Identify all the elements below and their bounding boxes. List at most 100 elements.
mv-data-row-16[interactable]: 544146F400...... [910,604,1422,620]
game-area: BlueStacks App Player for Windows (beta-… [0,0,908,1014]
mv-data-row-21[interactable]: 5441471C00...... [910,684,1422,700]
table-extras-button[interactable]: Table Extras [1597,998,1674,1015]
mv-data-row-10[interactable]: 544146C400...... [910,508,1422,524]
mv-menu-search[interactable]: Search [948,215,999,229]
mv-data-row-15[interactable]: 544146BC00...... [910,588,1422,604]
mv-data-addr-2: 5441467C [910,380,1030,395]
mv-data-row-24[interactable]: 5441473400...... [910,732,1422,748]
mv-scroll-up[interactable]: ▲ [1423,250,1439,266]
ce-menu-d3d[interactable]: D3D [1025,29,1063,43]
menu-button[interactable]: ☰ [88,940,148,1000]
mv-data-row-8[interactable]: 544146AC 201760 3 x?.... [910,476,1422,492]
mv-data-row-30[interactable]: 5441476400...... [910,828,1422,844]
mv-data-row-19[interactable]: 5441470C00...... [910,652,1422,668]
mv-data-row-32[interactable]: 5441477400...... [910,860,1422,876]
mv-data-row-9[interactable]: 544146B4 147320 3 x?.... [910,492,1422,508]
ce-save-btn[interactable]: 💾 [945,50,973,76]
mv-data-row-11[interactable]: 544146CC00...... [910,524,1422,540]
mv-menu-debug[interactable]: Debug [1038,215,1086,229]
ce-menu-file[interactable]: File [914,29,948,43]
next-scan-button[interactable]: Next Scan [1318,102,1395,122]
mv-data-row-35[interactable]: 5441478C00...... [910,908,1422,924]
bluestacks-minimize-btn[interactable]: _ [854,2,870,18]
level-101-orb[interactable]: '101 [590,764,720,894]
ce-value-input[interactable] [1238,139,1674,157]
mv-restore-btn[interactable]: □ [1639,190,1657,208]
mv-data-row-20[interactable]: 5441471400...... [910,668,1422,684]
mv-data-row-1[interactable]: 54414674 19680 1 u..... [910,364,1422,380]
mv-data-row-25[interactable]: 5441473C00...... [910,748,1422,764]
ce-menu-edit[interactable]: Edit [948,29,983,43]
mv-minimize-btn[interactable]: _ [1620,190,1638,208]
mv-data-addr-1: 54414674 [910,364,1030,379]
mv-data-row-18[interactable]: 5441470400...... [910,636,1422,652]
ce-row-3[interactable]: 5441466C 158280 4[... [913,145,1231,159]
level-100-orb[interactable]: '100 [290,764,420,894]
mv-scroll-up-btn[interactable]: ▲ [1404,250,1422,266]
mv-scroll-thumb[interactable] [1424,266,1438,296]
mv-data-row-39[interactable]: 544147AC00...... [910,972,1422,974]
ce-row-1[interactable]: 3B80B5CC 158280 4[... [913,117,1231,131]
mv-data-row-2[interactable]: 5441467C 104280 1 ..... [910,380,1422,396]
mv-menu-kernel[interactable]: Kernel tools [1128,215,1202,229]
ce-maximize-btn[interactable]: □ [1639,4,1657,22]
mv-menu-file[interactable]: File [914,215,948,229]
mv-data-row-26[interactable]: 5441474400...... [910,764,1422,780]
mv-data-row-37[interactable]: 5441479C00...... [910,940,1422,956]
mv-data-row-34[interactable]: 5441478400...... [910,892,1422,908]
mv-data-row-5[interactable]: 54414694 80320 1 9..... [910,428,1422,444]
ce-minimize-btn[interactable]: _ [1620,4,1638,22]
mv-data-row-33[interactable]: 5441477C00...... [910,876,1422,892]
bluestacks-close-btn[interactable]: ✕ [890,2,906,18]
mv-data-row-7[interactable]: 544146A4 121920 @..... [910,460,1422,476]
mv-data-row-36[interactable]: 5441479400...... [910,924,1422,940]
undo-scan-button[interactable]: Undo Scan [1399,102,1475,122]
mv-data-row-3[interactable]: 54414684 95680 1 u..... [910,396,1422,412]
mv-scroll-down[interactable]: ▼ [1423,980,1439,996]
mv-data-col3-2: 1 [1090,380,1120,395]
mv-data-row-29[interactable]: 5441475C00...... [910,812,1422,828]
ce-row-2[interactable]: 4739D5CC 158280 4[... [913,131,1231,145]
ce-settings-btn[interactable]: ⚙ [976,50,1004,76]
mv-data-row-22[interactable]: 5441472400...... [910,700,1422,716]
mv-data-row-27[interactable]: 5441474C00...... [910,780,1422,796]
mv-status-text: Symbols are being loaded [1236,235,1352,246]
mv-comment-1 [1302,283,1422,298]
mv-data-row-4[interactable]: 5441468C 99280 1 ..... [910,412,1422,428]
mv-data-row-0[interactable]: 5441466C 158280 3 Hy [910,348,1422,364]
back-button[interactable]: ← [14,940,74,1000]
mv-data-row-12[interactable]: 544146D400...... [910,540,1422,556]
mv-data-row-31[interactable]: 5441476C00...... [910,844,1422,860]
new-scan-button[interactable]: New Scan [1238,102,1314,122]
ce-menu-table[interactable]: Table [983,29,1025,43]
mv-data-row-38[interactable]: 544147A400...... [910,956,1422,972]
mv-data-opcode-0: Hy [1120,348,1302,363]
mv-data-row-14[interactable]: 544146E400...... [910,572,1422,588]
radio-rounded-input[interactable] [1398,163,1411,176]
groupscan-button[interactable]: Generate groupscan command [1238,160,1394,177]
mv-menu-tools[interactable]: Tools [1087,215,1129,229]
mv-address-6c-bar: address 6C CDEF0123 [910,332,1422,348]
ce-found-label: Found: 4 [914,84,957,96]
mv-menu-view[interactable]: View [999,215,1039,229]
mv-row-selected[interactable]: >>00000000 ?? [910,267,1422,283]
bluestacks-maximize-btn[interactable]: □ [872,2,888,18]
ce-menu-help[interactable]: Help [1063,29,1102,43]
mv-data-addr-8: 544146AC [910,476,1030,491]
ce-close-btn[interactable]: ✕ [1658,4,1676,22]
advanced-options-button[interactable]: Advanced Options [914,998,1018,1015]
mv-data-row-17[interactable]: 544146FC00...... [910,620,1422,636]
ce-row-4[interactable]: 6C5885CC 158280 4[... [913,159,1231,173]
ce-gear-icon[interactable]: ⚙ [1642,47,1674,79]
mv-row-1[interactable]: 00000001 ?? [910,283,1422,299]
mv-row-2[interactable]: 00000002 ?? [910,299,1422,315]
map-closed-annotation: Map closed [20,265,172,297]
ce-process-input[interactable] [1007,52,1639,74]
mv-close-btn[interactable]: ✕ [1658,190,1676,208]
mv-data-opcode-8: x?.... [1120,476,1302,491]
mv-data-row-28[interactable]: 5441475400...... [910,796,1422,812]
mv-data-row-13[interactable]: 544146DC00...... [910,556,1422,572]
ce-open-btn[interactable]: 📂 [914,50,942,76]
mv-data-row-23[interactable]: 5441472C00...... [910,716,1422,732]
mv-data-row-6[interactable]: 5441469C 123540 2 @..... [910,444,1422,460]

· · · · · · ·

### INSTRUCTION
Please locate every line in the data above that contains the word "file", and copy each of those lines in full.

### EXERCISE RESPONSE
ce-menu-file[interactable]: File [914,29,948,43]
mv-menu-file[interactable]: File [914,215,948,229]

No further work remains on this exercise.